CHALLENGE:
Your task is to print all of the data word for word.

DATA FOR PROCESSING:
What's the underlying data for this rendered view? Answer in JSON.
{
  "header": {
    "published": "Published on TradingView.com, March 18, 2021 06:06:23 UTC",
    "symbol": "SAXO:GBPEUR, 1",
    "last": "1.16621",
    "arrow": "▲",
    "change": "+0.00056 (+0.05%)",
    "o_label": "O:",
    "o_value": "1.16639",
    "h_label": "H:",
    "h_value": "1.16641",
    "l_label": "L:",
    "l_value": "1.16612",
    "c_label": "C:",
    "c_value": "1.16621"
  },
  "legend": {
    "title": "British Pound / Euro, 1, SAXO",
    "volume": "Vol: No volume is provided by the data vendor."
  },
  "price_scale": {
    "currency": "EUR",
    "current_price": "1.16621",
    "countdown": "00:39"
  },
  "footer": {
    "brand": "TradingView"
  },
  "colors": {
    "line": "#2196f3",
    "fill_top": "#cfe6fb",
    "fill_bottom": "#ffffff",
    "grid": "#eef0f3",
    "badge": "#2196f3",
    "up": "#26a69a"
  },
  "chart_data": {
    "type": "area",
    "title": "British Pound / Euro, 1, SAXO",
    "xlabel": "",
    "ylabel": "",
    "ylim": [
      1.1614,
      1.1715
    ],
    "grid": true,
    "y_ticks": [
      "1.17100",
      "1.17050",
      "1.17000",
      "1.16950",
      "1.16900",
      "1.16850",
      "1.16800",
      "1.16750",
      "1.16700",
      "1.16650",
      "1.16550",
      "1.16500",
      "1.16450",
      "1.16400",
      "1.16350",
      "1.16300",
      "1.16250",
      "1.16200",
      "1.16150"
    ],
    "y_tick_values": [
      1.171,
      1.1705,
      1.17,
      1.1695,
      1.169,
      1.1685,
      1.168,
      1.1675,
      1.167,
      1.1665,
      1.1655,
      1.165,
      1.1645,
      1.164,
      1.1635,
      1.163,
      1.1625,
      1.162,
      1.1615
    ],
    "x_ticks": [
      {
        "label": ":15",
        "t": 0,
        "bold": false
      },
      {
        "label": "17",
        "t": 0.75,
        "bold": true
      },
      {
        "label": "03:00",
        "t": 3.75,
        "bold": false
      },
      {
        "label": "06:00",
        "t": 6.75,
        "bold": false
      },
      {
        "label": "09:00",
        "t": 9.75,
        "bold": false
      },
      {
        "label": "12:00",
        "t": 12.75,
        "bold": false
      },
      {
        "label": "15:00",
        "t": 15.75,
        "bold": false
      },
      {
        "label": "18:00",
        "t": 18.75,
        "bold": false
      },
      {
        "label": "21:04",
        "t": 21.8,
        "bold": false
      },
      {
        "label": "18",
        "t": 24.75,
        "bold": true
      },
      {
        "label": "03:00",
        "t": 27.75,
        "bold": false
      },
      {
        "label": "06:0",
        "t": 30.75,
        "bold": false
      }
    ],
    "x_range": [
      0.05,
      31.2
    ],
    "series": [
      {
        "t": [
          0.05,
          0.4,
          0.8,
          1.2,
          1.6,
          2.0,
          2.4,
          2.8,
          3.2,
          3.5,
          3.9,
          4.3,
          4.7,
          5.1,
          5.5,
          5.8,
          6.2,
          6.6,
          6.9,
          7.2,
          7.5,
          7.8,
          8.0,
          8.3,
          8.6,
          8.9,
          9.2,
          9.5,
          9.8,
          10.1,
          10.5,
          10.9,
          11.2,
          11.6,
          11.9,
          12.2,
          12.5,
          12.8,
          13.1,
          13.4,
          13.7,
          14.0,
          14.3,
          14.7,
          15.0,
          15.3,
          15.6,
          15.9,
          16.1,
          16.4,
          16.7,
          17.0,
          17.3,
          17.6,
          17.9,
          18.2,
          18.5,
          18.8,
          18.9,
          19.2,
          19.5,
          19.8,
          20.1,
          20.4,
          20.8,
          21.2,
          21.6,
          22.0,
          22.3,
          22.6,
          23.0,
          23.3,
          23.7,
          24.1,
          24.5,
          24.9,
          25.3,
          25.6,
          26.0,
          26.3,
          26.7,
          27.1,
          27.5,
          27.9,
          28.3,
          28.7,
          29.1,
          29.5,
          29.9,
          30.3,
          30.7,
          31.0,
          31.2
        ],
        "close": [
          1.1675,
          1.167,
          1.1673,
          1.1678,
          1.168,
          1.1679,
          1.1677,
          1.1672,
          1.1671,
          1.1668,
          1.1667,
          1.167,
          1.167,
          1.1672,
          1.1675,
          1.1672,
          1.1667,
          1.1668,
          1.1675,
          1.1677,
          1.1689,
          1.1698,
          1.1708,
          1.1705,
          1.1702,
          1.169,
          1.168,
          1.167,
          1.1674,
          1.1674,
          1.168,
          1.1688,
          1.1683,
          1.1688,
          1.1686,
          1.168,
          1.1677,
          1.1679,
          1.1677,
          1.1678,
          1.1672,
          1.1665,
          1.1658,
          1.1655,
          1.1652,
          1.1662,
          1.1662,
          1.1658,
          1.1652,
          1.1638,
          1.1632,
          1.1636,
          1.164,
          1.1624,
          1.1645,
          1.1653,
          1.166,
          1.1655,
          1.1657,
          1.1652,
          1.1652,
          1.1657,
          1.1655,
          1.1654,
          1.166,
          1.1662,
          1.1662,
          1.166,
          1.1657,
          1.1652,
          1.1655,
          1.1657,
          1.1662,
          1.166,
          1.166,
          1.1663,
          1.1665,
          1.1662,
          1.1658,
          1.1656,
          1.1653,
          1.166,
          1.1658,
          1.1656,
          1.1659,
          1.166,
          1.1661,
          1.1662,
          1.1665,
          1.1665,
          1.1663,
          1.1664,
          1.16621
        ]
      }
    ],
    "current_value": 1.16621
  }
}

FINISHED ANSWER:
What's the underlying data for this rendered view? Answer in JSON.
{
  "header": {
    "published": "Published on TradingView.com, March 18, 2021 06:06:23 UTC",
    "symbol": "SAXO:GBPEUR, 1",
    "last": "1.16621",
    "arrow": "▲",
    "change": "+0.00056 (+0.05%)",
    "o_label": "O:",
    "o_value": "1.16639",
    "h_label": "H:",
    "h_value": "1.16641",
    "l_label": "L:",
    "l_value": "1.16612",
    "c_label": "C:",
    "c_value": "1.16621"
  },
  "legend": {
    "title": "British Pound / Euro, 1, SAXO",
    "volume": "Vol: No volume is provided by the data vendor."
  },
  "price_scale": {
    "currency": "EUR",
    "current_price": "1.16621",
    "countdown": "00:39"
  },
  "footer": {
    "brand": "TradingView"
  },
  "colors": {
    "line": "#2196f3",
    "fill_top": "#cfe6fb",
    "fill_bottom": "#ffffff",
    "grid": "#eef0f3",
    "badge": "#2196f3",
    "up": "#26a69a"
  },
  "chart_data": {
    "type": "area",
    "title": "British Pound / Euro, 1, SAXO",
    "xlabel": "",
    "ylabel": "",
    "ylim": [
      1.1614,
      1.1715
    ],
    "grid": true,
    "y_ticks": [
      "1.17100",
      "1.17050",
      "1.17000",
      "1.16950",
      "1.16900",
      "1.16850",
      "1.16800",
      "1.16750",
      "1.16700",
      "1.16650",
      "1.16550",
      "1.16500",
      "1.16450",
      "1.16400",
      "1.16350",
      "1.16300",
      "1.16250",
      "1.16200",
      "1.16150"
    ],
    "y_tick_values": [
      1.171,
      1.1705,
      1.17,
      1.1695,
      1.169,
      1.1685,
      1.168,
      1.1675,
      1.167,
      1.1665,
      1.1655,
      1.165,
      1.1645,
      1.164,
      1.1635,
      1.163,
      1.1625,
      1.162,
      1.1615
    ],
    "x_ticks": [
      {
        "label": ":15",
        "t": 0,
        "bold": false
      },
      {
        "label": "17",
        "t": 0.75,
        "bold": true
      },
      {
        "label": "03:00",
        "t": 3.75,
        "bold": false
      },
      {
        "label": "06:00",
        "t": 6.75,
        "bold": false
      },
      {
        "label": "09:00",
        "t": 9.75,
        "bold": false
      },
      {
        "label": "12:00",
        "t": 12.75,
        "bold": false
      },
      {
        "label": "15:00",
        "t": 15.75,
        "bold": false
      },
      {
        "label": "18:00",
        "t": 18.75,
        "bold": false
      },
      {
        "label": "21:04",
        "t": 21.8,
        "bold": false
      },
      {
        "label": "18",
        "t": 24.75,
        "bold": true
      },
      {
        "label": "03:00",
        "t": 27.75,
        "bold": false
      },
      {
        "label": "06:0",
        "t": 30.75,
        "bold": false
      }
    ],
    "x_range": [
      0.05,
      31.2
    ],
    "series": [
      {
        "t": [
          0.05,
          0.4,
          0.8,
          1.2,
          1.6,
          2.0,
          2.4,
          2.8,
          3.2,
          3.5,
          3.9,
          4.3,
          4.7,
          5.1,
          5.5,
          5.8,
          6.2,
          6.6,
          6.9,
          7.2,
          7.5,
          7.8,
          8.0,
          8.3,
          8.6,
          8.9,
          9.2,
          9.5,
          9.8,
          10.1,
          10.5,
          10.9,
          11.2,
          11.6,
          11.9,
          12.2,
          12.5,
          12.8,
          13.1,
          13.4,
          13.7,
          14.0,
          14.3,
          14.7,
          15.0,
          15.3,
          15.6,
          15.9,
          16.1,
          16.4,
          16.7,
          17.0,
          17.3,
          17.6,
          17.9,
          18.2,
          18.5,
          18.8,
          18.9,
          19.2,
          19.5,
          19.8,
          20.1,
          20.4,
          20.8,
          21.2,
          21.6,
          22.0,
          22.3,
          22.6,
          23.0,
          23.3,
          23.7,
          24.1,
          24.5,
          24.9,
          25.3,
          25.6,
          26.0,
          26.3,
          26.7,
          27.1,
          27.5,
          27.9,
          28.3,
          28.7,
          29.1,
          29.5,
          29.9,
          30.3,
          30.7,
          31.0,
          31.2
        ],
        "close": [
          1.1675,
          1.167,
          1.1673,
          1.1678,
          1.168,
          1.1679,
          1.1677,
          1.1672,
          1.1671,
          1.1668,
          1.1667,
          1.167,
          1.167,
          1.1672,
          1.1675,
          1.1672,
          1.1667,
          1.1668,
          1.1675,
          1.1677,
          1.1689,
          1.1698,
          1.1708,
          1.1705,
          1.1702,
          1.169,
          1.168,
          1.167,
          1.1674,
          1.1674,
          1.168,
          1.1688,
          1.1683,
          1.1688,
          1.1686,
          1.168,
          1.1677,
          1.1679,
          1.1677,
          1.1678,
          1.1672,
          1.1665,
          1.1658,
          1.1655,
          1.1652,
          1.1662,
          1.1662,
          1.1658,
          1.1652,
          1.1638,
          1.1632,
          1.1636,
          1.164,
          1.1624,
          1.1645,
          1.1653,
          1.166,
          1.1655,
          1.1657,
          1.1652,
          1.1652,
          1.1657,
          1.1655,
          1.1654,
          1.166,
          1.1662,
          1.1662,
          1.166,
          1.1657,
          1.1652,
          1.1655,
          1.1657,
          1.1662,
          1.166,
          1.166,
          1.1663,
          1.1665,
          1.1662,
          1.1658,
          1.1656,
          1.1653,
          1.166,
          1.1658,
          1.1656,
          1.1659,
          1.166,
          1.1661,
          1.1662,
          1.1665,
          1.1665,
          1.1663,
          1.1664,
          1.16621
        ]
      }
    ],
    "current_value": 1.16621
  }
}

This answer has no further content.